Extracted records
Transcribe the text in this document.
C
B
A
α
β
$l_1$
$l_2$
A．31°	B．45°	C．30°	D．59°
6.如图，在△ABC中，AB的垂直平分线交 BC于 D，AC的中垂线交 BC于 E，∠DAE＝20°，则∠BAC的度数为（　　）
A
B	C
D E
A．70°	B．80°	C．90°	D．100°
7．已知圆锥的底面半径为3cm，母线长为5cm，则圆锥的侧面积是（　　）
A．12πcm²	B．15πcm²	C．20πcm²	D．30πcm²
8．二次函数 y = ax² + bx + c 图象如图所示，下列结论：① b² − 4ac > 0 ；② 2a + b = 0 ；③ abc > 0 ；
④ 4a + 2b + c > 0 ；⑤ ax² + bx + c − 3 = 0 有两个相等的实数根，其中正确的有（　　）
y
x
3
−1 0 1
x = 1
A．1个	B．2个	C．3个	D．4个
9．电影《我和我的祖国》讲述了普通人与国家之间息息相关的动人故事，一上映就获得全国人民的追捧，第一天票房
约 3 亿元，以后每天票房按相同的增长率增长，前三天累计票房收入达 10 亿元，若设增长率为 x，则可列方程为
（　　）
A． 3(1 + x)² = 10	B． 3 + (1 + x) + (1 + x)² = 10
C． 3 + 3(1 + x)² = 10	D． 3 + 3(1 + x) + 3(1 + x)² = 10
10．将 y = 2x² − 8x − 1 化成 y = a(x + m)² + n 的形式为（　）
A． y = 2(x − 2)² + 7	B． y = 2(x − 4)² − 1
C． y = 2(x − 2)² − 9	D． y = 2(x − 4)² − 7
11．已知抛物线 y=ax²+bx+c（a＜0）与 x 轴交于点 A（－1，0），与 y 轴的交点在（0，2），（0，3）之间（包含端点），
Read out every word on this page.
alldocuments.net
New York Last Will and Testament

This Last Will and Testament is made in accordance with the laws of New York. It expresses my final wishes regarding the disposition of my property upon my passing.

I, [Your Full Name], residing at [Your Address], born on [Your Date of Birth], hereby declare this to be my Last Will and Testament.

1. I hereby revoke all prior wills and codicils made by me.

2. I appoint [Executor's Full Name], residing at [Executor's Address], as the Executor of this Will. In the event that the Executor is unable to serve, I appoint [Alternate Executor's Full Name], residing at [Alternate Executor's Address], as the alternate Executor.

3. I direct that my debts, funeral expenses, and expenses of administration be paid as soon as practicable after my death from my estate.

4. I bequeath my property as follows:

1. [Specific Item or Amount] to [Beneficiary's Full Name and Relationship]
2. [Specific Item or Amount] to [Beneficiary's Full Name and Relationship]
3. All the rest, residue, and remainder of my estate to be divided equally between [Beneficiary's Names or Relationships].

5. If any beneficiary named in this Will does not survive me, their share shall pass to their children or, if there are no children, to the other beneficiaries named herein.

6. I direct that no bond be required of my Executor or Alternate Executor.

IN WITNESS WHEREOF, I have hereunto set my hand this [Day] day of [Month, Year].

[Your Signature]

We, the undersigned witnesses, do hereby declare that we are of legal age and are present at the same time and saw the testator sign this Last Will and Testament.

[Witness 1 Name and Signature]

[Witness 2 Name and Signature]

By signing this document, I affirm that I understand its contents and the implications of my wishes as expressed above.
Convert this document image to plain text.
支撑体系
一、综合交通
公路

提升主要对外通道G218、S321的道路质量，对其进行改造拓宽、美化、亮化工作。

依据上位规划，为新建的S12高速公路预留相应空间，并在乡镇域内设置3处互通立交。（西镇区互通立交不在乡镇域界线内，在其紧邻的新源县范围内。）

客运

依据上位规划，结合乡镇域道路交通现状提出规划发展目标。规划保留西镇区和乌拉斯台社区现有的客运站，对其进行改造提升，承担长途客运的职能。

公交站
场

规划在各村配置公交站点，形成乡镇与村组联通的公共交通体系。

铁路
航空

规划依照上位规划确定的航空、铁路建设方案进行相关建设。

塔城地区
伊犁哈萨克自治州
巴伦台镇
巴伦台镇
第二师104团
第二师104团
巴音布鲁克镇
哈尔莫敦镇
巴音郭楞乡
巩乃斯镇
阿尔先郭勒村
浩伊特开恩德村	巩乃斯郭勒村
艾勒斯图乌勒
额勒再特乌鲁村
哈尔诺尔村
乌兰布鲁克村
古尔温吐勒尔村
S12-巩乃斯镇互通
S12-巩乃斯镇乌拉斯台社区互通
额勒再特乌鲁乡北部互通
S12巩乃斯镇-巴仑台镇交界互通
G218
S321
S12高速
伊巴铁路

Problem description
Repeat exactly the lines starting at the line with "Convert this document image to plain text." and ending with the final line of the entries. Include nothing else.

Output for this exercise
Convert this document image to plain text.
支撑体系
一、综合交通
公路

提升主要对外通道G218、S321的道路质量，对其进行改造拓宽、美化、亮化工作。

依据上位规划，为新建的S12高速公路预留相应空间，并在乡镇域内设置3处互通立交。（西镇区互通立交不在乡镇域界线内，在其紧邻的新源县范围内。）

客运

依据上位规划，结合乡镇域道路交通现状提出规划发展目标。规划保留西镇区和乌拉斯台社区现有的客运站，对其进行改造提升，承担长途客运的职能。

公交站
场

规划在各村配置公交站点，形成乡镇与村组联通的公共交通体系。

铁路
航空

规划依照上位规划确定的航空、铁路建设方案进行相关建设。

塔城地区
伊犁哈萨克自治州
巴伦台镇
巴伦台镇
第二师104团
第二师104团
巴音布鲁克镇
哈尔莫敦镇
巴音郭楞乡
巩乃斯镇
阿尔先郭勒村
浩伊特开恩德村	巩乃斯郭勒村
艾勒斯图乌勒
额勒再特乌鲁村
哈尔诺尔村
乌兰布鲁克村
古尔温吐勒尔村
S12-巩乃斯镇互通
S12-巩乃斯镇乌拉斯台社区互通
额勒再特乌鲁乡北部互通
S12巩乃斯镇-巴仑台镇交界互通
G218
S321
S12高速
伊巴铁路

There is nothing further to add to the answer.